> **WHAT TO DO**
Without omitting anything, return the records precisely as given.

(Part of a data file)
============

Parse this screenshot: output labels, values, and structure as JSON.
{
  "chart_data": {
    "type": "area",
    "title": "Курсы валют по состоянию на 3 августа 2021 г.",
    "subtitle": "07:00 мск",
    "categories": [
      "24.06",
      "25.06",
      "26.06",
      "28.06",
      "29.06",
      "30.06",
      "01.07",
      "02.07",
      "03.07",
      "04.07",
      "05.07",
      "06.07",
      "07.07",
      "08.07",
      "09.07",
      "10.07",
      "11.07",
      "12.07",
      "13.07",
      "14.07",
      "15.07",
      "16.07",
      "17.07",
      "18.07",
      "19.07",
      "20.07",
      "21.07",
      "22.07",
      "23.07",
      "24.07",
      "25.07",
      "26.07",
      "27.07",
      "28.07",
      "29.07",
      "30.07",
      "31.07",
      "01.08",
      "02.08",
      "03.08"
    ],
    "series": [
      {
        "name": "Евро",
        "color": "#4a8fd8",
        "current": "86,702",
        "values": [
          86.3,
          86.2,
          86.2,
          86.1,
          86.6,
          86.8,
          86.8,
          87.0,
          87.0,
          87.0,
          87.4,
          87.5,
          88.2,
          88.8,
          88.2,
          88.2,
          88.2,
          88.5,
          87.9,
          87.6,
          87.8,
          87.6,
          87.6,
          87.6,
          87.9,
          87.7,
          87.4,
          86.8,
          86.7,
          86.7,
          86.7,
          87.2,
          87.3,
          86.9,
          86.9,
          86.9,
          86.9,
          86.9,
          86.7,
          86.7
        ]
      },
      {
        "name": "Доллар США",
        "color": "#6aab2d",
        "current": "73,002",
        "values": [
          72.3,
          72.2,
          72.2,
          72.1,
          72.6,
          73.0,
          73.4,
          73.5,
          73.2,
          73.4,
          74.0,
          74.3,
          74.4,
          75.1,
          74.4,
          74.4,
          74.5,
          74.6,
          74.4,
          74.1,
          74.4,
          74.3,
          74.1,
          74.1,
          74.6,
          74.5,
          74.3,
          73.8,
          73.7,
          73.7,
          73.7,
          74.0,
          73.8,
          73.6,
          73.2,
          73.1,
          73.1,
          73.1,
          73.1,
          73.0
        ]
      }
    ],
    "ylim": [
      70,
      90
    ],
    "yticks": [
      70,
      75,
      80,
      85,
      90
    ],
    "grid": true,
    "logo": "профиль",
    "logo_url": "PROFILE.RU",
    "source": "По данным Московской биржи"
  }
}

============

> **SOLVED PROBLEM**
Parse this screenshot: output labels, values, and structure as JSON.
{
  "chart_data": {
    "type": "area",
    "title": "Курсы валют по состоянию на 3 августа 2021 г.",
    "subtitle": "07:00 мск",
    "categories": [
      "24.06",
      "25.06",
      "26.06",
      "28.06",
      "29.06",
      "30.06",
      "01.07",
      "02.07",
      "03.07",
      "04.07",
      "05.07",
      "06.07",
      "07.07",
      "08.07",
      "09.07",
      "10.07",
      "11.07",
      "12.07",
      "13.07",
      "14.07",
      "15.07",
      "16.07",
      "17.07",
      "18.07",
      "19.07",
      "20.07",
      "21.07",
      "22.07",
      "23.07",
      "24.07",
      "25.07",
      "26.07",
      "27.07",
      "28.07",
      "29.07",
      "30.07",
      "31.07",
      "01.08",
      "02.08",
      "03.08"
    ],
    "series": [
      {
        "name": "Евро",
        "color": "#4a8fd8",
        "current": "86,702",
        "values": [
          86.3,
          86.2,
          86.2,
          86.1,
          86.6,
          86.8,
          86.8,
          87.0,
          87.0,
          87.0,
          87.4,
          87.5,
          88.2,
          88.8,
          88.2,
          88.2,
          88.2,
          88.5,
          87.9,
          87.6,
          87.8,
          87.6,
          87.6,
          87.6,
          87.9,
          87.7,
          87.4,
          86.8,
          86.7,
          86.7,
          86.7,
          87.2,
          87.3,
          86.9,
          86.9,
          86.9,
          86.9,
          86.9,
          86.7,
          86.7
        ]
      },
      {
        "name": "Доллар США",
        "color": "#6aab2d",
        "current": "73,002",
        "values": [
          72.3,
          72.2,
          72.2,
          72.1,
          72.6,
          73.0,
          73.4,
          73.5,
          73.2,
          73.4,
          74.0,
          74.3,
          74.4,
          75.1,
          74.4,
          74.4,
          74.5,
          74.6,
          74.4,
          74.1,
          74.4,
          74.3,
          74.1,
          74.1,
          74.6,
          74.5,
          74.3,
          73.8,
          73.7,
          73.7,
          73.7,
          74.0,
          73.8,
          73.6,
          73.2,
          73.1,
          73.1,
          73.1,
          73.1,
          73.0
        ]
      }
    ],
    "ylim": [
      70,
      90
    ],
    "yticks": [
      70,
      75,
      80,
      85,
      90
    ],
    "grid": true,
    "logo": "профиль",
    "logo_url": "PROFILE.RU",
    "source": "По данным Московской биржи"
  }
}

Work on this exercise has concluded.